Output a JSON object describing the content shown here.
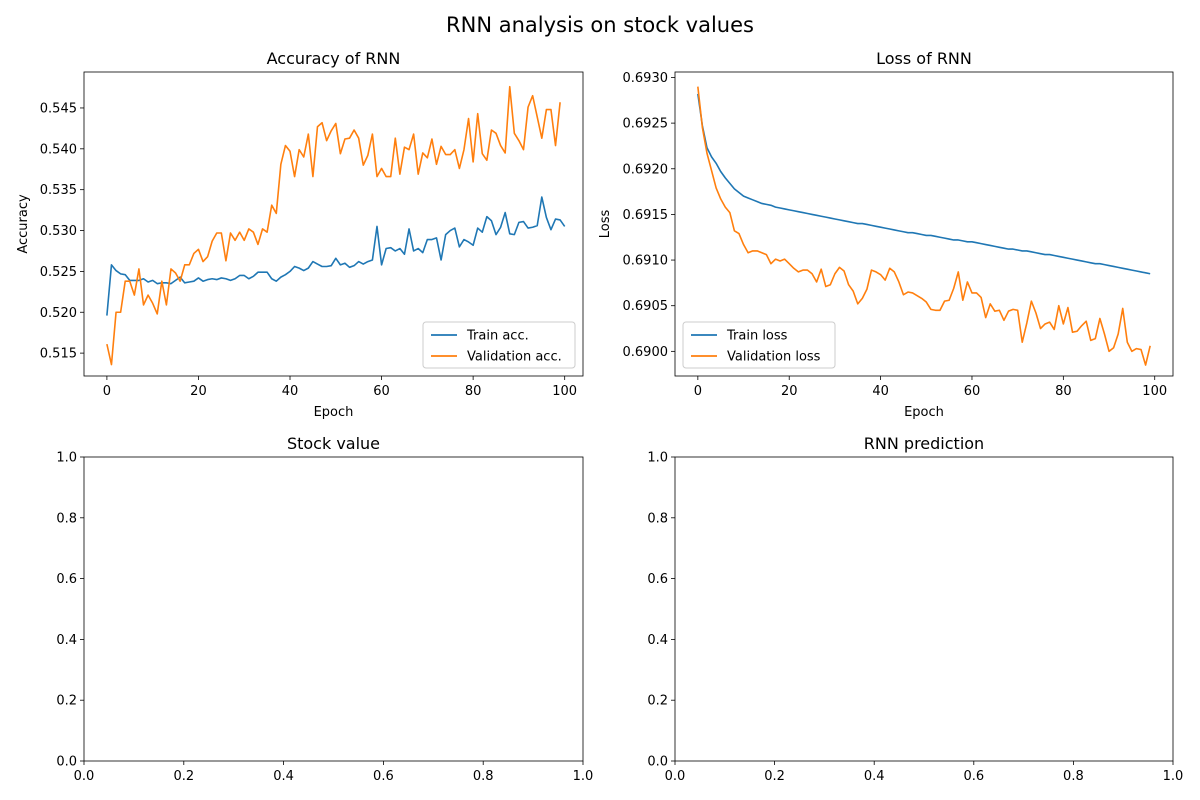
{
  "figure": {
    "suptitle": "RNN analysis on stock values"
  },
  "colors": {
    "series1": "#1f77b4",
    "series2": "#ff7f0e",
    "axis": "#000000",
    "legend_border": "#cccccc"
  },
  "chart_data": [
    {
      "id": "acc",
      "type": "line",
      "title": "Accuracy of RNN",
      "xlabel": "Epoch",
      "ylabel": "Accuracy",
      "xlim": [
        -5,
        104
      ],
      "ylim": [
        0.5122,
        0.5494
      ],
      "xticks": [
        0,
        20,
        40,
        60,
        80,
        100
      ],
      "xtick_labels": [
        "0",
        "20",
        "40",
        "60",
        "80",
        "100"
      ],
      "yticks": [
        0.515,
        0.52,
        0.525,
        0.53,
        0.535,
        0.54,
        0.545
      ],
      "ytick_labels": [
        "0.515",
        "0.520",
        "0.525",
        "0.530",
        "0.535",
        "0.540",
        "0.545"
      ],
      "legend": "lower-right",
      "grid": false,
      "series": [
        {
          "name": "Train acc.",
          "values": [
            0.5196,
            0.5258,
            0.5251,
            0.5247,
            0.5246,
            0.5239,
            0.5239,
            0.5239,
            0.5241,
            0.5237,
            0.5239,
            0.5235,
            0.5236,
            0.5236,
            0.5235,
            0.5239,
            0.5243,
            0.5236,
            0.5237,
            0.5238,
            0.5242,
            0.5238,
            0.524,
            0.5241,
            0.524,
            0.5242,
            0.5241,
            0.5239,
            0.5241,
            0.5245,
            0.5245,
            0.5241,
            0.5244,
            0.5249,
            0.5249,
            0.5249,
            0.5241,
            0.5238,
            0.5243,
            0.5246,
            0.525,
            0.5256,
            0.5254,
            0.5251,
            0.5254,
            0.5262,
            0.5259,
            0.5256,
            0.5256,
            0.5257,
            0.5266,
            0.5258,
            0.526,
            0.5255,
            0.5257,
            0.5262,
            0.5259,
            0.5262,
            0.5264,
            0.5305,
            0.5258,
            0.5278,
            0.5279,
            0.5275,
            0.5278,
            0.5271,
            0.5302,
            0.5275,
            0.5278,
            0.5273,
            0.5289,
            0.5289,
            0.5291,
            0.5264,
            0.5295,
            0.53,
            0.5303,
            0.528,
            0.5289,
            0.5286,
            0.5282,
            0.5303,
            0.5298,
            0.5317,
            0.5312,
            0.5295,
            0.5304,
            0.5322,
            0.5296,
            0.5295,
            0.531,
            0.5311,
            0.5303,
            0.5304,
            0.5306,
            0.5341,
            0.5316,
            0.5301,
            0.5314,
            0.5313,
            0.5305
          ]
        },
        {
          "name": "Validation acc.",
          "values": [
            0.5161,
            0.5136,
            0.52,
            0.52,
            0.5238,
            0.5238,
            0.5221,
            0.5253,
            0.5209,
            0.5221,
            0.5211,
            0.5198,
            0.5238,
            0.5209,
            0.5253,
            0.5248,
            0.5238,
            0.5258,
            0.5258,
            0.5272,
            0.5277,
            0.5262,
            0.5268,
            0.5287,
            0.5297,
            0.5297,
            0.5263,
            0.5297,
            0.5288,
            0.5298,
            0.5288,
            0.5302,
            0.5298,
            0.5283,
            0.5302,
            0.5298,
            0.5331,
            0.5321,
            0.5381,
            0.5404,
            0.5397,
            0.5366,
            0.5399,
            0.539,
            0.5418,
            0.5366,
            0.5427,
            0.5432,
            0.541,
            0.5422,
            0.5431,
            0.5394,
            0.5412,
            0.5413,
            0.5423,
            0.5413,
            0.538,
            0.5392,
            0.5418,
            0.5366,
            0.5376,
            0.5366,
            0.5366,
            0.5413,
            0.5369,
            0.5402,
            0.5399,
            0.5418,
            0.5369,
            0.5395,
            0.5389,
            0.5412,
            0.5381,
            0.5403,
            0.5393,
            0.5393,
            0.5399,
            0.5376,
            0.5399,
            0.5437,
            0.5384,
            0.5443,
            0.5394,
            0.5386,
            0.5423,
            0.5419,
            0.5404,
            0.5395,
            0.5476,
            0.5419,
            0.541,
            0.5399,
            0.5451,
            0.5465,
            0.5439,
            0.5413,
            0.5448,
            0.5448,
            0.5404,
            0.5457
          ]
        }
      ]
    },
    {
      "id": "loss",
      "type": "line",
      "title": "Loss of RNN",
      "xlabel": "Epoch",
      "ylabel": "Loss",
      "xlim": [
        -5,
        104
      ],
      "ylim": [
        0.68973,
        0.69306
      ],
      "xticks": [
        0,
        20,
        40,
        60,
        80,
        100
      ],
      "xtick_labels": [
        "0",
        "20",
        "40",
        "60",
        "80",
        "100"
      ],
      "yticks": [
        0.69,
        0.6905,
        0.691,
        0.6915,
        0.692,
        0.6925,
        0.693
      ],
      "ytick_labels": [
        "0.6900",
        "0.6905",
        "0.6910",
        "0.6915",
        "0.6920",
        "0.6925",
        "0.6930"
      ],
      "legend": "lower-left",
      "grid": false,
      "series": [
        {
          "name": "Train loss",
          "values": [
            0.69282,
            0.69247,
            0.69223,
            0.69213,
            0.69206,
            0.69197,
            0.6919,
            0.69184,
            0.69178,
            0.69174,
            0.6917,
            0.69168,
            0.69166,
            0.69164,
            0.69162,
            0.69161,
            0.6916,
            0.69158,
            0.69157,
            0.69156,
            0.69155,
            0.69154,
            0.69153,
            0.69152,
            0.69151,
            0.6915,
            0.69149,
            0.69148,
            0.69147,
            0.69146,
            0.69145,
            0.69144,
            0.69143,
            0.69142,
            0.69141,
            0.6914,
            0.6914,
            0.69139,
            0.69138,
            0.69137,
            0.69136,
            0.69135,
            0.69134,
            0.69133,
            0.69132,
            0.69131,
            0.6913,
            0.6913,
            0.69129,
            0.69128,
            0.69127,
            0.69127,
            0.69126,
            0.69125,
            0.69124,
            0.69123,
            0.69122,
            0.69122,
            0.69121,
            0.6912,
            0.6912,
            0.69119,
            0.69118,
            0.69117,
            0.69116,
            0.69115,
            0.69114,
            0.69113,
            0.69112,
            0.69112,
            0.69111,
            0.6911,
            0.6911,
            0.69109,
            0.69108,
            0.69107,
            0.69106,
            0.69106,
            0.69105,
            0.69104,
            0.69103,
            0.69102,
            0.69101,
            0.691,
            0.69099,
            0.69098,
            0.69097,
            0.69096,
            0.69096,
            0.69095,
            0.69094,
            0.69093,
            0.69092,
            0.69091,
            0.6909,
            0.69089,
            0.69088,
            0.69087,
            0.69086,
            0.69085
          ]
        },
        {
          "name": "Validation loss",
          "values": [
            0.6929,
            0.69245,
            0.69217,
            0.69198,
            0.69179,
            0.69167,
            0.69158,
            0.69152,
            0.69132,
            0.69129,
            0.69117,
            0.69108,
            0.6911,
            0.6911,
            0.69108,
            0.69106,
            0.69096,
            0.69101,
            0.69099,
            0.69101,
            0.69096,
            0.69091,
            0.69087,
            0.69089,
            0.69089,
            0.69085,
            0.69076,
            0.6909,
            0.69071,
            0.69073,
            0.69085,
            0.69092,
            0.69088,
            0.69073,
            0.69066,
            0.69052,
            0.69058,
            0.69068,
            0.69089,
            0.69087,
            0.69084,
            0.69078,
            0.69091,
            0.69087,
            0.69076,
            0.69062,
            0.69065,
            0.69064,
            0.69061,
            0.69058,
            0.69054,
            0.69046,
            0.69045,
            0.69045,
            0.69055,
            0.69056,
            0.69069,
            0.69087,
            0.69056,
            0.69076,
            0.69064,
            0.69064,
            0.69059,
            0.69037,
            0.69052,
            0.69044,
            0.69045,
            0.69034,
            0.69044,
            0.69046,
            0.69045,
            0.6901,
            0.69031,
            0.69055,
            0.69042,
            0.69025,
            0.6903,
            0.69032,
            0.69024,
            0.6905,
            0.6903,
            0.69048,
            0.69021,
            0.69022,
            0.69028,
            0.69033,
            0.69012,
            0.69014,
            0.69036,
            0.69019,
            0.69,
            0.69004,
            0.69019,
            0.69047,
            0.6901,
            0.69,
            0.69003,
            0.69002,
            0.68985,
            0.69006
          ]
        }
      ]
    },
    {
      "id": "stock",
      "type": "line",
      "title": "Stock value",
      "xlabel": "",
      "ylabel": "",
      "xlim": [
        0,
        1
      ],
      "ylim": [
        0,
        1
      ],
      "xticks": [
        0,
        0.2,
        0.4,
        0.6,
        0.8,
        1.0
      ],
      "xtick_labels": [
        "0.0",
        "0.2",
        "0.4",
        "0.6",
        "0.8",
        "1.0"
      ],
      "yticks": [
        0,
        0.2,
        0.4,
        0.6,
        0.8,
        1.0
      ],
      "ytick_labels": [
        "0.0",
        "0.2",
        "0.4",
        "0.6",
        "0.8",
        "1.0"
      ],
      "grid": false,
      "series": []
    },
    {
      "id": "pred",
      "type": "line",
      "title": "RNN prediction",
      "xlabel": "",
      "ylabel": "",
      "xlim": [
        0,
        1
      ],
      "ylim": [
        0,
        1
      ],
      "xticks": [
        0,
        0.2,
        0.4,
        0.6,
        0.8,
        1.0
      ],
      "xtick_labels": [
        "0.0",
        "0.2",
        "0.4",
        "0.6",
        "0.8",
        "1.0"
      ],
      "yticks": [
        0,
        0.2,
        0.4,
        0.6,
        0.8,
        1.0
      ],
      "ytick_labels": [
        "0.0",
        "0.2",
        "0.4",
        "0.6",
        "0.8",
        "1.0"
      ],
      "grid": false,
      "series": []
    }
  ]
}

----

- TASK STATEMENT -
Only a number is expected here: the count of lines in the listing that hold the string "Accuracy".

- THE RESULT -
2